Exercise tasks »
1. Name every producing well, by its letter, that the steam flood passage mentions.
2. Carry on the passage about tracking steam flow through brine salinity, starting after its final sentence.

Excerpt to read »
- - -

This technique is useful for any formation which has a relatively high in-situ brine salinity concentration. Condensation of injected steam results in dilution of the in-situ brine. Consequently, the salinity concentration of the produced water declines from the initial in-situ value once injected fresh water arrives at a particular production well. This salinity concentration decline can be detected at the producing wells A, B, C and D and monitored to see how it changes as a function of time.
It has been determined that the salinity concentration decline will be the first key response observed at the producing wells. A significant salinity concentration decline is generally detectable long before a temperature response or oil response is detectable at the producing wells.
In a typical steam flood project wherein the steam injection phase lasts, for example, for a period of six months, a detectable salinity concentration decrease may occur one month into the steam injection phase whereas a detectable temperature response and oil response may not occur until three or four months into the steam injection phase of the project.
Of course if a particular producing well is communicated with the injection well by an open fracture, the various responses may be detectable at a much earlier time, but still the salinity concentration decline will generally be detectable a few weeks prior to the time a temperature response can be detected.
From the salinity concentration decline data, an instantaneous relative steam portion, of a total flow rate of steam being injected into the area 12, which is flowing to each of the producing wells A, B, C and D can be determined by determining a flow rate of fresh water required to cause the salinity concentration decline which has been measured.
The salinity concentration decline can be converted mathematically to a fraction of fresh water which, when multiplied by the total water production rate of the particular producing well, will yield a fresh water or steam condensate production rate. The ratio of the fresh water production rate at one of the producing wells to the total of the fresh water production rates for all four of the producing wells is the instantaneous relative steam portion for that particular producing well. Such a calculation is shown in the following example.
EXAMPLE NO. 2 Calculating Instantaneous Relative Steam Portions
For example, if the initial chloride concentration (salinity concentration) of the in-situ brine of the formation 10 is determined to be 80,000 ppm (parts per million), and if subsequent to initiating the steam flood operation, producing well B corresponding to sector 16 is observed to be producing 1,000 B/D (barrels per day) of water with a chloride concentration of 72,000 ppm, corresponding to a ten percent decrease in salinity concentration, it follows that ten percent, i.e., 100 B/D, of the produced water is condensed steam.
By making similar calculations for each of the producing wells and then determining the instantaneous relative steam portion for each well by merely determining its relative percentage of fresh water production, the actual steam distribution within the area 12 is determined.
The instantaneous relative steam portion for each producing well is approximately equal to the percentage of injected steam which at that time is flowing from the injection well E into the sector associated with that particular producing well.
By then comparing these instantaneous relative steam portions to the predetermined preferred relative steam portions, which may be determined as shown above in Table II, for the sectors associated with each of the producing wells, it can be determined which sectors of the area 12 are receiving more steam than preferred and which sectors of the area 12 are receiving less steam than preferred.

- - -

Portion of a data file »
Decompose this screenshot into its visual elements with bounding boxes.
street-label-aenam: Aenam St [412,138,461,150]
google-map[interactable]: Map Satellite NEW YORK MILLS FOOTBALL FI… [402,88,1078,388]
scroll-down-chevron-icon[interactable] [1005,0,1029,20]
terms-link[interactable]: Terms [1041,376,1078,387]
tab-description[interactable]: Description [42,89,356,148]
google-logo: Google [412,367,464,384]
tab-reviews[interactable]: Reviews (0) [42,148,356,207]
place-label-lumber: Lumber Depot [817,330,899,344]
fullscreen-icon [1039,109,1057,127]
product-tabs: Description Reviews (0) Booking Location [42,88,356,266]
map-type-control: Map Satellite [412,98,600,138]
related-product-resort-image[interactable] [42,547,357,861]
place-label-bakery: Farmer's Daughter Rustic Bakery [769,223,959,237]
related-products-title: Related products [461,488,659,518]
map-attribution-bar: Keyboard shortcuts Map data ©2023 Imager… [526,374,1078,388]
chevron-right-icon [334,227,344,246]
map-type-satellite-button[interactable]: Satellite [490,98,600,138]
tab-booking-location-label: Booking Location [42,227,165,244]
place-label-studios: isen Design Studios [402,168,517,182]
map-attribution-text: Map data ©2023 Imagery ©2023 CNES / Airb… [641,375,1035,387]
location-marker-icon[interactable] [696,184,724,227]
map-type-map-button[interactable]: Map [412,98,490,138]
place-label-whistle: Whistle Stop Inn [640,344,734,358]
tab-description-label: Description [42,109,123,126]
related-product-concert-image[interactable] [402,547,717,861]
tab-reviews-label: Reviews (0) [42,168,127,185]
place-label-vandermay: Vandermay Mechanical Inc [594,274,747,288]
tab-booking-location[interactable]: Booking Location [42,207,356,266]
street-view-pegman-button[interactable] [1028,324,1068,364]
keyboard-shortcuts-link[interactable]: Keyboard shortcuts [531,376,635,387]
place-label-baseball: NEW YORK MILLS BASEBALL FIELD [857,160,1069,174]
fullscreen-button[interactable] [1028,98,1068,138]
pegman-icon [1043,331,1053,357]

- - -

Outputs »
1. A, B, C, D

2.
Then a production capability of at least one of the producing wells A, B, C or D may be modified thus changing an instantaneous relative steam portion which is flowing to said at least one producing well and to at least one other of said producing wells to more closely approximate the preferred relative steam portions for the sectors associated with said one producing well and with said other producing well.
This increases the total volume of oil recovered from steam flooding of the area 12 as compared to the total volume of oil which would have been recovered in the absence of modifying the production capabilities of one of the wells, because the injected steam is distributed to the various zones 14, 16, 18 and 20 of the area 12 in proportions more closely approximating the predetermined preferred portions that would have been the case in the absence of modifying the production capabilities.
Furthermore, the modification of the production capabilities based upon monitoring of salinity concentration declines at the producing wells can be made at a much earlier point within the steam injection phase of the project than could be done if the modification were made based upon some other criteria such as temperature response or oil response at the producing wells.
By making the production capability modification at an earlier stage, that modification can be much more effective in actually changing the steam distribution within the area 12 and thus can be more effective in maximizing the amount of oil produced from the area 12 during the steam flood project.
DETERMINING FRESH WATER CONTACTED PORE VOLUMES
Data other than the instantaneous relative steam distribution within the area 12 can be determined from monitoring the salinity concentration decline along with monitoring a cumulative volume of produced water for each of the producing wells. This data is useful in a number of ways.
First, it is helpful to explain the theory behind the fresh water contacted pore volume calculations.
FIG. 3 is a general representation of a plot representing salinity concentration on a normalized basis versus the cumulative produced water for a well which is not producing any water from sources outside its associated sector 4, 16, 18 or 20. Since the cumulative produced water is a function of time, the plot shown in FIG. 3 can also be generally considered as a plot of salinity concentration versus time.
Assuming that the particular sector involved has a uniform initial chloride concentration, steam injection begins at time zero which corresponds to zero cumulative produced water on the horizontal axis of FIG. 3.
In FIG. 3 the horizontal axis represents cumulative produced water (both in-situ brine and condensed steam) beginning at time zero corresponding to the time at which steam injection begins. The vertical axis represents the normalized chloride concentration represented by C/Co where C is the instantaneous chloride concentration and Co is the initial salinity concentration at time zero.
The curve 22 represents the declining chloride concentration at one of the producing wells as a function of cumulative produced water. The assumption has been made in FIG. 3 that the background chloride concentration, Co, remains constant which generally is a reasonable assumption. If it is in fact known that Co varies with time, that variable can be accounted for.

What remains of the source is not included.